Hora de interligar pensamentos a movimentos

 

por Matheus Nascimento

 

Foto: Reprodução/Facebook Labcidade Fauusp

 

O ano de 2020 foi marcado por muitos fatores impactantes. Um dos sentimentos mais espalhados pela sociedade foi a desesperança e a invisibilidade cada vez mais cruel de classes sociais baixas. Porém, uma mulher jovem, que havia sido estudante de mestrado da FAU-USP, chamada Marina Harkot, exalava a esperança de uma São Paulo ainda mais conectada, prevenida dos impactos da desigualdade e que fosse acessível. Mesmo após sua morte em 2020, seus ideais nunca apagaram durante esses meses e é chegada a hora de fazermos um esclarecimento amplo dos temas tratados por ela nas suas pesquisas.

Pedale como Marina

Foram 28 anos de muitas pedaladas, aventuras e risadas. Até que um acontecimento brutal interrompe mais uma vida sonhadora. Em oito de novembro deste ano, a morte dessa menina — que tinha a força que é própria de mulher — completa um ano, e ela nos lembra mais uma vez da importância da valorização da vida e combate às inconsequências. Pois foi assim que o movimento que reuniu as homenagens a ela e algumas outras reivindicações surgiram: a enfatização do nome de Marina e a lembrança da sua eterna presença.

+++

> **TAREFA PROPOSTA A**
Responda com base no trecho apresentado:
(i) De qual instituição Marina Harkot havia sido estudante de mestrado?
(ii) Quantos anos de pedaladas, aventuras e risadas o trecho atribui a ela?
(iii) Em que data a morte dela completa um ano?

+++

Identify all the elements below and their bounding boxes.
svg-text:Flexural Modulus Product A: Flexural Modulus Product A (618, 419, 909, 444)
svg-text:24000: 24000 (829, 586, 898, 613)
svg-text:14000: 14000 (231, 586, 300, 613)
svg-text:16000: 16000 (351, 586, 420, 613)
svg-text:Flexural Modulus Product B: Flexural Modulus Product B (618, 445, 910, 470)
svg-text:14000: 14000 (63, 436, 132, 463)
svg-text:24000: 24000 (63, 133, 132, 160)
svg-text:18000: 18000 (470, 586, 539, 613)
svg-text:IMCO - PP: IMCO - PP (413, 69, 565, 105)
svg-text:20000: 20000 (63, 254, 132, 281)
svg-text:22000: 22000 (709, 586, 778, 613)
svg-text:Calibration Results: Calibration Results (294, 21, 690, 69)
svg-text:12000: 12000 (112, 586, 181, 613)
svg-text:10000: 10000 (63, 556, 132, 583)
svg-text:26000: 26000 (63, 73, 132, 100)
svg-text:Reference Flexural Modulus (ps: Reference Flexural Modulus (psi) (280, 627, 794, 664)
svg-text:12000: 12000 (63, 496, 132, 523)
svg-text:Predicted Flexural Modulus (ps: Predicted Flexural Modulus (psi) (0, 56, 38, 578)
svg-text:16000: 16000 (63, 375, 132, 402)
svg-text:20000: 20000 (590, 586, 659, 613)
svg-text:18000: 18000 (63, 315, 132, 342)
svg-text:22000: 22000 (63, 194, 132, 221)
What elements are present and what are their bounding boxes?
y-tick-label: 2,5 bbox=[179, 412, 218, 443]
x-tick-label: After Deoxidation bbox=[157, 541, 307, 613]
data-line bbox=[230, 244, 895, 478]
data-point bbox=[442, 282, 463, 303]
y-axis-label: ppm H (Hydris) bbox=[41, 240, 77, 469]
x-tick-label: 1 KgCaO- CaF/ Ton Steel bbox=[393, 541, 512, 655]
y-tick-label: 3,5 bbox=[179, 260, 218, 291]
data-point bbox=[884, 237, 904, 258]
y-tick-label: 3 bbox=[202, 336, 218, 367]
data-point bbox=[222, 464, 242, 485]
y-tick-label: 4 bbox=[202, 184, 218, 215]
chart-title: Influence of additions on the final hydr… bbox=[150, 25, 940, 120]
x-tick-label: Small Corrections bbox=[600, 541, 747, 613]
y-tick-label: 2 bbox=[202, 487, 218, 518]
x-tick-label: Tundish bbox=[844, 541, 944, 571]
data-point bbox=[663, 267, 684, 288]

+++

> **TAREFA PROPOSTA B**
Devolva fielmente as linhas dos registros, começando no início deles e parando depois da linha que contém "svg-text:22000: 22000 (709, 586, 778, 613)", inclusive.

> **RESPOSTA COMPLETA A**
(i) Da FAU-USP.
(ii) 28 anos.
(iii) Em oito de novembro.

> **RESPOSTA COMPLETA B**
Identify all the elements below and their bounding boxes.
svg-text:Flexural Modulus Product A: Flexural Modulus Product A (618, 419, 909, 444)
svg-text:24000: 24000 (829, 586, 898, 613)
svg-text:14000: 14000 (231, 586, 300, 613)
svg-text:16000: 16000 (351, 586, 420, 613)
svg-text:Flexural Modulus Product B: Flexural Modulus Product B (618, 445, 910, 470)
svg-text:14000: 14000 (63, 436, 132, 463)
svg-text:24000: 24000 (63, 133, 132, 160)
svg-text:18000: 18000 (470, 586, 539, 613)
svg-text:IMCO - PP: IMCO - PP (413, 69, 565, 105)
svg-text:20000: 20000 (63, 254, 132, 281)
svg-text:22000: 22000 (709, 586, 778, 613)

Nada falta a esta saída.